* **Listed entries**
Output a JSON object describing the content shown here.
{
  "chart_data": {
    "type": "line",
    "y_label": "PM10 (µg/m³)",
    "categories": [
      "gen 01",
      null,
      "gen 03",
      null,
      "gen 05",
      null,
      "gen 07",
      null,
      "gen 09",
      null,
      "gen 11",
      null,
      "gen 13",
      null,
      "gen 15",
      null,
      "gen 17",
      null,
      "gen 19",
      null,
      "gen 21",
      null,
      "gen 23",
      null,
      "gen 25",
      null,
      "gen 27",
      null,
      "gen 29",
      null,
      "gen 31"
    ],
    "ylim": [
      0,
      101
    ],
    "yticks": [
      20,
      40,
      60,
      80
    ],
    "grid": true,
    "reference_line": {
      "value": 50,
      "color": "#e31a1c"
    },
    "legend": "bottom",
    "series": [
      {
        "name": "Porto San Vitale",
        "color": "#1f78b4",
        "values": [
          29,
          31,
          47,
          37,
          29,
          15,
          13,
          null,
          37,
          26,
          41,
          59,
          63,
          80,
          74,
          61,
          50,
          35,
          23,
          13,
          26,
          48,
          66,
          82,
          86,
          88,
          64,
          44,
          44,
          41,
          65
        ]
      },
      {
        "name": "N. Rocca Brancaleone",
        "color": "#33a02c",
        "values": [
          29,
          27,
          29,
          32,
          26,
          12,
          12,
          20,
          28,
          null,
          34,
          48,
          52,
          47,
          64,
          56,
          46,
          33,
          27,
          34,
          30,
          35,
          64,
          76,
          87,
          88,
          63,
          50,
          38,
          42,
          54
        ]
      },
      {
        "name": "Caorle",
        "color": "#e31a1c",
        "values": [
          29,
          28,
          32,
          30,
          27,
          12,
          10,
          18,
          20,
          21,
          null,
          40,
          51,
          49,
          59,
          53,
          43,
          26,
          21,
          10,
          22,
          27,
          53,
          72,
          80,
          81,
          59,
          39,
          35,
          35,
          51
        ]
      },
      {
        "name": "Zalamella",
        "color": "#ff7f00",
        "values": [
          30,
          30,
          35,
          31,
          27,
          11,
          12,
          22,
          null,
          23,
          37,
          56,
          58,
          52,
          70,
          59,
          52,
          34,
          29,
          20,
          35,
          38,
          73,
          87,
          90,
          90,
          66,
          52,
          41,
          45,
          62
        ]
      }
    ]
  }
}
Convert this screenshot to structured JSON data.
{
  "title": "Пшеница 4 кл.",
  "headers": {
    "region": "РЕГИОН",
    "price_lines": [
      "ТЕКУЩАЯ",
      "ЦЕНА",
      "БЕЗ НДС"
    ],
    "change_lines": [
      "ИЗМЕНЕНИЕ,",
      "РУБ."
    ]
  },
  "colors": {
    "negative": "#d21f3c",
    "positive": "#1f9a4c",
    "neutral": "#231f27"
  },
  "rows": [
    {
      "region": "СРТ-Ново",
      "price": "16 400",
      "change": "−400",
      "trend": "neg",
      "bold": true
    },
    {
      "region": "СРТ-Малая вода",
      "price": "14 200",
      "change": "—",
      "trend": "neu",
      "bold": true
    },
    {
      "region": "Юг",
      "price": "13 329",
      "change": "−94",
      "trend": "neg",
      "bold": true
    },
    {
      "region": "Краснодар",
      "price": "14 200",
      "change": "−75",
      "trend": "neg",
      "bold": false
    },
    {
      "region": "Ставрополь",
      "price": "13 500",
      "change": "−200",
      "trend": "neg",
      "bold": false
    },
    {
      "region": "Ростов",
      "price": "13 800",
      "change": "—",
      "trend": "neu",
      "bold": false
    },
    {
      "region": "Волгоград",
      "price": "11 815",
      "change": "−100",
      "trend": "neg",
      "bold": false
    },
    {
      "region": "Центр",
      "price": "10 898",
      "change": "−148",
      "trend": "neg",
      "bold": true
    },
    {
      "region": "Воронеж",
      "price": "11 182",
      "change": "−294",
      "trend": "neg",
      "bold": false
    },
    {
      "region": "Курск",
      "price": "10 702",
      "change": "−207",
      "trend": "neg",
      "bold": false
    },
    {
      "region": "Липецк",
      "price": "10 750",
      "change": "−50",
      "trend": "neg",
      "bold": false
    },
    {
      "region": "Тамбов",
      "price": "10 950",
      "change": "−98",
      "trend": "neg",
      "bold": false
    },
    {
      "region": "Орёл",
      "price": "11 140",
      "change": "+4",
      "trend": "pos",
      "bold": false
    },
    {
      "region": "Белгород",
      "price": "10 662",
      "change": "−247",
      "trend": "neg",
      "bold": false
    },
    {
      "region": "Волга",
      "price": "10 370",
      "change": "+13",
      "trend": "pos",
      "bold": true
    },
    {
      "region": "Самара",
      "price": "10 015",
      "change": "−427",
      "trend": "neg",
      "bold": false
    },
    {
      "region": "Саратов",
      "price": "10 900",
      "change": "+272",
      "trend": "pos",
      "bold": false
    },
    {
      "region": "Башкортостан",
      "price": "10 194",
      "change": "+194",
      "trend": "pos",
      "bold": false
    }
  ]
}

* **Do this**
Write out the entries in full, exactly as given.

* **Solution**
Output a JSON object describing the content shown here.
{
  "chart_data": {
    "type": "line",
    "y_label": "PM10 (µg/m³)",
    "categories": [
      "gen 01",
      null,
      "gen 03",
      null,
      "gen 05",
      null,
      "gen 07",
      null,
      "gen 09",
      null,
      "gen 11",
      null,
      "gen 13",
      null,
      "gen 15",
      null,
      "gen 17",
      null,
      "gen 19",
      null,
      "gen 21",
      null,
      "gen 23",
      null,
      "gen 25",
      null,
      "gen 27",
      null,
      "gen 29",
      null,
      "gen 31"
    ],
    "ylim": [
      0,
      101
    ],
    "yticks": [
      20,
      40,
      60,
      80
    ],
    "grid": true,
    "reference_line": {
      "value": 50,
      "color": "#e31a1c"
    },
    "legend": "bottom",
    "series": [
      {
        "name": "Porto San Vitale",
        "color": "#1f78b4",
        "values": [
          29,
          31,
          47,
          37,
          29,
          15,
          13,
          null,
          37,
          26,
          41,
          59,
          63,
          80,
          74,
          61,
          50,
          35,
          23,
          13,
          26,
          48,
          66,
          82,
          86,
          88,
          64,
          44,
          44,
          41,
          65
        ]
      },
      {
        "name": "N. Rocca Brancaleone",
        "color": "#33a02c",
        "values": [
          29,
          27,
          29,
          32,
          26,
          12,
          12,
          20,
          28,
          null,
          34,
          48,
          52,
          47,
          64,
          56,
          46,
          33,
          27,
          34,
          30,
          35,
          64,
          76,
          87,
          88,
          63,
          50,
          38,
          42,
          54
        ]
      },
      {
        "name": "Caorle",
        "color": "#e31a1c",
        "values": [
          29,
          28,
          32,
          30,
          27,
          12,
          10,
          18,
          20,
          21,
          null,
          40,
          51,
          49,
          59,
          53,
          43,
          26,
          21,
          10,
          22,
          27,
          53,
          72,
          80,
          81,
          59,
          39,
          35,
          35,
          51
        ]
      },
      {
        "name": "Zalamella",
        "color": "#ff7f00",
        "values": [
          30,
          30,
          35,
          31,
          27,
          11,
          12,
          22,
          null,
          23,
          37,
          56,
          58,
          52,
          70,
          59,
          52,
          34,
          29,
          20,
          35,
          38,
          73,
          87,
          90,
          90,
          66,
          52,
          41,
          45,
          62
        ]
      }
    ]
  }
}
Convert this screenshot to structured JSON data.
{
  "title": "Пшеница 4 кл.",
  "headers": {
    "region": "РЕГИОН",
    "price_lines": [
      "ТЕКУЩАЯ",
      "ЦЕНА",
      "БЕЗ НДС"
    ],
    "change_lines": [
      "ИЗМЕНЕНИЕ,",
      "РУБ."
    ]
  },
  "colors": {
    "negative": "#d21f3c",
    "positive": "#1f9a4c",
    "neutral": "#231f27"
  },
  "rows": [
    {
      "region": "СРТ-Ново",
      "price": "16 400",
      "change": "−400",
      "trend": "neg",
      "bold": true
    },
    {
      "region": "СРТ-Малая вода",
      "price": "14 200",
      "change": "—",
      "trend": "neu",
      "bold": true
    },
    {
      "region": "Юг",
      "price": "13 329",
      "change": "−94",
      "trend": "neg",
      "bold": true
    },
    {
      "region": "Краснодар",
      "price": "14 200",
      "change": "−75",
      "trend": "neg",
      "bold": false
    },
    {
      "region": "Ставрополь",
      "price": "13 500",
      "change": "−200",
      "trend": "neg",
      "bold": false
    },
    {
      "region": "Ростов",
      "price": "13 800",
      "change": "—",
      "trend": "neu",
      "bold": false
    },
    {
      "region": "Волгоград",
      "price": "11 815",
      "change": "−100",
      "trend": "neg",
      "bold": false
    },
    {
      "region": "Центр",
      "price": "10 898",
      "change": "−148",
      "trend": "neg",
      "bold": true
    },
    {
      "region": "Воронеж",
      "price": "11 182",
      "change": "−294",
      "trend": "neg",
      "bold": false
    },
    {
      "region": "Курск",
      "price": "10 702",
      "change": "−207",
      "trend": "neg",
      "bold": false
    },
    {
      "region": "Липецк",
      "price": "10 750",
      "change": "−50",
      "trend": "neg",
      "bold": false
    },
    {
      "region": "Тамбов",
      "price": "10 950",
      "change": "−98",
      "trend": "neg",
      "bold": false
    },
    {
      "region": "Орёл",
      "price": "11 140",
      "change": "+4",
      "trend": "pos",
      "bold": false
    },
    {
      "region": "Белгород",
      "price": "10 662",
      "change": "−247",
      "trend": "neg",
      "bold": false
    },
    {
      "region": "Волга",
      "price": "10 370",
      "change": "+13",
      "trend": "pos",
      "bold": true
    },
    {
      "region": "Самара",
      "price": "10 015",
      "change": "−427",
      "trend": "neg",
      "bold": false
    },
    {
      "region": "Саратов",
      "price": "10 900",
      "change": "+272",
      "trend": "pos",
      "bold": false
    },
    {
      "region": "Башкортостан",
      "price": "10 194",
      "change": "+194",
      "trend": "pos",
      "bold": false
    }
  ]
}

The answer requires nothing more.